YOUR OBJECTIVE = Set down, word for word, the stretch of lines from the one containing "Extract all readable text from this page." to the end of the records below.

DATASET EXTRACT =
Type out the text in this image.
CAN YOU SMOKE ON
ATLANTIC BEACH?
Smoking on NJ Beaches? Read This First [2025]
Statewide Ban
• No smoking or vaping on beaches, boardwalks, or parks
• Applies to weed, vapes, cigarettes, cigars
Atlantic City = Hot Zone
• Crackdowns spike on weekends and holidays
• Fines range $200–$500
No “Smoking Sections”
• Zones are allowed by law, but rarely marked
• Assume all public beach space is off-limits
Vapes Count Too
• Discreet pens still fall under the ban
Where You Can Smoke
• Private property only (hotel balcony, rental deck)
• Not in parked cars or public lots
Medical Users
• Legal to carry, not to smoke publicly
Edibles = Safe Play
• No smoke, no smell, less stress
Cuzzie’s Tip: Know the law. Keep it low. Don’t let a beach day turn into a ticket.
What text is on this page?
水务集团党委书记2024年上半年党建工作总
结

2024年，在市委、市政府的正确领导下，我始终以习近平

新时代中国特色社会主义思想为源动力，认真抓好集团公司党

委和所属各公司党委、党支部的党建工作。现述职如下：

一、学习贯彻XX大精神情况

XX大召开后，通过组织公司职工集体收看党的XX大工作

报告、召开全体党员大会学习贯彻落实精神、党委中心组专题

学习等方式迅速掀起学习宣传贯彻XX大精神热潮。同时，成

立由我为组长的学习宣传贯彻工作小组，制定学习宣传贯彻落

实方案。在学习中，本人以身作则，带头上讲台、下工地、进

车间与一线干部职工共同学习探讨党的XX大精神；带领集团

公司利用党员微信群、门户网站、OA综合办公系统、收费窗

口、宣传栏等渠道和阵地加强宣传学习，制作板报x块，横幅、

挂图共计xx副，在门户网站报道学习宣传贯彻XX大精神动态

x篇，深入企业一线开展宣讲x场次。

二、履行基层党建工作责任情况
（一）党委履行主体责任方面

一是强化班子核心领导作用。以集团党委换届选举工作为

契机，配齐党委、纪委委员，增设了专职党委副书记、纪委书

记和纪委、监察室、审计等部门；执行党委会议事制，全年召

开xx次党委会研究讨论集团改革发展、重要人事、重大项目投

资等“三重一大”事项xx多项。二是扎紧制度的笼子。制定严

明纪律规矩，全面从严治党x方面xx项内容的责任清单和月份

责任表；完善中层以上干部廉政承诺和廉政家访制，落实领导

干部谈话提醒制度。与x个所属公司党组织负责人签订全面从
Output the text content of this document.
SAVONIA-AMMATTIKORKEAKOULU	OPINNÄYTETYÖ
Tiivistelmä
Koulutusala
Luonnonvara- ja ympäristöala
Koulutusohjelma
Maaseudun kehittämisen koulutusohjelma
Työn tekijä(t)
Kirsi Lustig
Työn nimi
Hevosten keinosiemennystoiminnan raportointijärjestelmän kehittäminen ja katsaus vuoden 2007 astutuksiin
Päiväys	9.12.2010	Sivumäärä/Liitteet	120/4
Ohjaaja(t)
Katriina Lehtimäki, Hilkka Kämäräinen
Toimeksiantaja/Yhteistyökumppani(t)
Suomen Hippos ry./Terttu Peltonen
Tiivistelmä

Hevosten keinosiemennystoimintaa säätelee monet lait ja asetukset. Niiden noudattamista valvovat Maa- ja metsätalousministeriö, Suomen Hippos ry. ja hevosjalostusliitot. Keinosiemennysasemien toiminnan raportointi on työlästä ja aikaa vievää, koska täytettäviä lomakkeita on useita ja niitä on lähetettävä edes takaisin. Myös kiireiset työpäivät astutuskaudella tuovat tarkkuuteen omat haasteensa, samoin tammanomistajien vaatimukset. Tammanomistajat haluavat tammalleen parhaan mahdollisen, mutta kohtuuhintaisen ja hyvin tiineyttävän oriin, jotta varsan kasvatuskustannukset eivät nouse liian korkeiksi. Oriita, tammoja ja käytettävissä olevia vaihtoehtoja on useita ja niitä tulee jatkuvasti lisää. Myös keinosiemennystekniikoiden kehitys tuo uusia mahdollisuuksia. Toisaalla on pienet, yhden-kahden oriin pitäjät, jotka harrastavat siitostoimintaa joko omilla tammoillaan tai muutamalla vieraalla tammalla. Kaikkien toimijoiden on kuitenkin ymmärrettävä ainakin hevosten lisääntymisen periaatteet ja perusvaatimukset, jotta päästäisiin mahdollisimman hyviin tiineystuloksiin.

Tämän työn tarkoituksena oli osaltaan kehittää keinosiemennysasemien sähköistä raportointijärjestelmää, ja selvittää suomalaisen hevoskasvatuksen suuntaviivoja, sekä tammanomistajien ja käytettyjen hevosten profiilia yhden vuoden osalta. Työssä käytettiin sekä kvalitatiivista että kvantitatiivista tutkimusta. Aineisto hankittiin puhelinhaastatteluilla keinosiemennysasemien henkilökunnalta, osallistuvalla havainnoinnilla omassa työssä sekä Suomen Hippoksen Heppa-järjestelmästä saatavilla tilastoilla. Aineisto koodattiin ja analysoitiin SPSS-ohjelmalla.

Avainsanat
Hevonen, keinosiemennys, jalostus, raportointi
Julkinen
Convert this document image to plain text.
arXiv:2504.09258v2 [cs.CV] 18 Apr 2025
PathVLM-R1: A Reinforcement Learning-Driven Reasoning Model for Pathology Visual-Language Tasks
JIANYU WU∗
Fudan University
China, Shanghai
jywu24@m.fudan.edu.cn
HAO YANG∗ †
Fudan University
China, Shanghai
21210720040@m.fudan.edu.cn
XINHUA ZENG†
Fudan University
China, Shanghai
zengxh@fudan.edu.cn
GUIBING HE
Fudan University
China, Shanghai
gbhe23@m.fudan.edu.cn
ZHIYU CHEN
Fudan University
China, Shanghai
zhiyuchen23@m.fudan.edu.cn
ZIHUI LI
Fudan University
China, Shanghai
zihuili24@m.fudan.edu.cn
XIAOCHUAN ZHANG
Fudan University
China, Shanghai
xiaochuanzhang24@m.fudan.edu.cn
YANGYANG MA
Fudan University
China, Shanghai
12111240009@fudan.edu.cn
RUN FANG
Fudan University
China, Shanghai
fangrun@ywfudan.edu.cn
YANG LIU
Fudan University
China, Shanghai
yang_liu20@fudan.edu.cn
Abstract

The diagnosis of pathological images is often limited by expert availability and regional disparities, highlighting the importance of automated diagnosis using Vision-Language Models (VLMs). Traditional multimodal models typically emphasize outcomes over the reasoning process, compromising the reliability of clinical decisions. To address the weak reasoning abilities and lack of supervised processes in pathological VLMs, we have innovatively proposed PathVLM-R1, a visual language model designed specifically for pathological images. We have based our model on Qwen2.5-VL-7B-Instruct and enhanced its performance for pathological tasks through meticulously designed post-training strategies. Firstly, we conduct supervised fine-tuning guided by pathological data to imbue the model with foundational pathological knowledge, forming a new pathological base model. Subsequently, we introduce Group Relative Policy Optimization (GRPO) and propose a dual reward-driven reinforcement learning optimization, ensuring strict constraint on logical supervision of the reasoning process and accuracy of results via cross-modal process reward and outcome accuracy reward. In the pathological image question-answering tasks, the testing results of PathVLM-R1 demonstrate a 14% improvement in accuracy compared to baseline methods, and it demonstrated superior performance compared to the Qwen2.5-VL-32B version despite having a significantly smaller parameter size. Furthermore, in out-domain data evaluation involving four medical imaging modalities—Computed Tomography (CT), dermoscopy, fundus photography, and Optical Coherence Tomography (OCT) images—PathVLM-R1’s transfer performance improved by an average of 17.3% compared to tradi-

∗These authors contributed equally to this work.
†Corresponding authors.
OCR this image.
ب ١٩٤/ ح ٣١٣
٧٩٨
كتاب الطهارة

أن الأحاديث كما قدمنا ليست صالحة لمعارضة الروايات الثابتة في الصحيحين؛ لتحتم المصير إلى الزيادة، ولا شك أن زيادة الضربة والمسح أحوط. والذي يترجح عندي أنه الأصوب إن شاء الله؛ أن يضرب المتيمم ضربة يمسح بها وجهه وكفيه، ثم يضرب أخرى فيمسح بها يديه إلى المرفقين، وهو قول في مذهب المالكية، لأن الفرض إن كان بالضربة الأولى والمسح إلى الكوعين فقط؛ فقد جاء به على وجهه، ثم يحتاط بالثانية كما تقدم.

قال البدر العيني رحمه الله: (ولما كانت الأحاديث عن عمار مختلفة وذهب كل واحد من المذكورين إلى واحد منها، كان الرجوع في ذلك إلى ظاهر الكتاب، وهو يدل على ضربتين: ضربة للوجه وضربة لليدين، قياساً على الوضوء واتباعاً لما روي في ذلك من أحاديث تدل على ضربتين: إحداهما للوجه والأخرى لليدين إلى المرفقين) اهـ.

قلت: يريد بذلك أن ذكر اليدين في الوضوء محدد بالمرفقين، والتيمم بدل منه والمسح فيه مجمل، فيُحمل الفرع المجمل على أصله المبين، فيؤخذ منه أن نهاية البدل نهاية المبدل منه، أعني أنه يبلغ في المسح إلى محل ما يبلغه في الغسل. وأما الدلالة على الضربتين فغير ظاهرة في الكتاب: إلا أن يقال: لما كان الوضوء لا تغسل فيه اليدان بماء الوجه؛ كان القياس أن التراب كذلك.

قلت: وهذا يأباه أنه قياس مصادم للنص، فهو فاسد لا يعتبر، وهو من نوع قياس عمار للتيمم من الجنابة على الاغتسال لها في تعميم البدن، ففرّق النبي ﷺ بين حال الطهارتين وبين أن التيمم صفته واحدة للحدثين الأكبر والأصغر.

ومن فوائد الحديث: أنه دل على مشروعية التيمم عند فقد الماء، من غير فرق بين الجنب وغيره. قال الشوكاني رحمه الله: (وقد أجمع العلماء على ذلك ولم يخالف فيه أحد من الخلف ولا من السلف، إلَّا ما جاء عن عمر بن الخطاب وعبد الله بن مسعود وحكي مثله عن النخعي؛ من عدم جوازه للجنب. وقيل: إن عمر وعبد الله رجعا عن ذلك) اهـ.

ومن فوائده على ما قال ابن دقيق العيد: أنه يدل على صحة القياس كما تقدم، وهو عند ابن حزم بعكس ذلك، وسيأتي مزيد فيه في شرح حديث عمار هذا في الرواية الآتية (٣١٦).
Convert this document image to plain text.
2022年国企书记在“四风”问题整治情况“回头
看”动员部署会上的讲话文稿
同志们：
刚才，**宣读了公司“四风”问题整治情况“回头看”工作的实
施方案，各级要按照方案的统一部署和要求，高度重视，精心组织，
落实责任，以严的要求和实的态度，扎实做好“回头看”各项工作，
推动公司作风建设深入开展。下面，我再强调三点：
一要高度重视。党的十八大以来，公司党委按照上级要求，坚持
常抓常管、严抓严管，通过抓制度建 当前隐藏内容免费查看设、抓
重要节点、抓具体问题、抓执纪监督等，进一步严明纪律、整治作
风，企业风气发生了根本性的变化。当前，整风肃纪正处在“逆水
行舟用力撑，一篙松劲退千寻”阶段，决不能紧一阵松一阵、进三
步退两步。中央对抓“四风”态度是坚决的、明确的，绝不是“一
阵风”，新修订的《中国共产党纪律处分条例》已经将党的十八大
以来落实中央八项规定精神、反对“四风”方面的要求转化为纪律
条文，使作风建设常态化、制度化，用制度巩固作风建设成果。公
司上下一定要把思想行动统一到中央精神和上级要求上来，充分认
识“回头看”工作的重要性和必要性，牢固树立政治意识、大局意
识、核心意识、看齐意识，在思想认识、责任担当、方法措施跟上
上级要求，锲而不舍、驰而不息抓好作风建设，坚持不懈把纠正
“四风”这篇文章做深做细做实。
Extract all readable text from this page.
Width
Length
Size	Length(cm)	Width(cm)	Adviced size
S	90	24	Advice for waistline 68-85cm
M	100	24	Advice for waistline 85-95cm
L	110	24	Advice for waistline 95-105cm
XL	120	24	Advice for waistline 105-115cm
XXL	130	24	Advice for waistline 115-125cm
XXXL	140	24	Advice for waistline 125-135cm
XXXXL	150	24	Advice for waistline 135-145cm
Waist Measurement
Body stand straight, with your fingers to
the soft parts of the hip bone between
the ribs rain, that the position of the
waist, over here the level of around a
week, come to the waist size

RESPONSE =
Extract all readable text from this page.
Width
Length
Size	Length(cm)	Width(cm)	Adviced size
S	90	24	Advice for waistline 68-85cm
M	100	24	Advice for waistline 85-95cm
L	110	24	Advice for waistline 95-105cm
XL	120	24	Advice for waistline 105-115cm
XXL	130	24	Advice for waistline 115-125cm
XXXL	140	24	Advice for waistline 125-135cm
XXXXL	150	24	Advice for waistline 135-145cm
Waist Measurement
Body stand straight, with your fingers to
the soft parts of the hip bone between
the ribs rain, that the position of the
waist, over here the level of around a
week, come to the waist size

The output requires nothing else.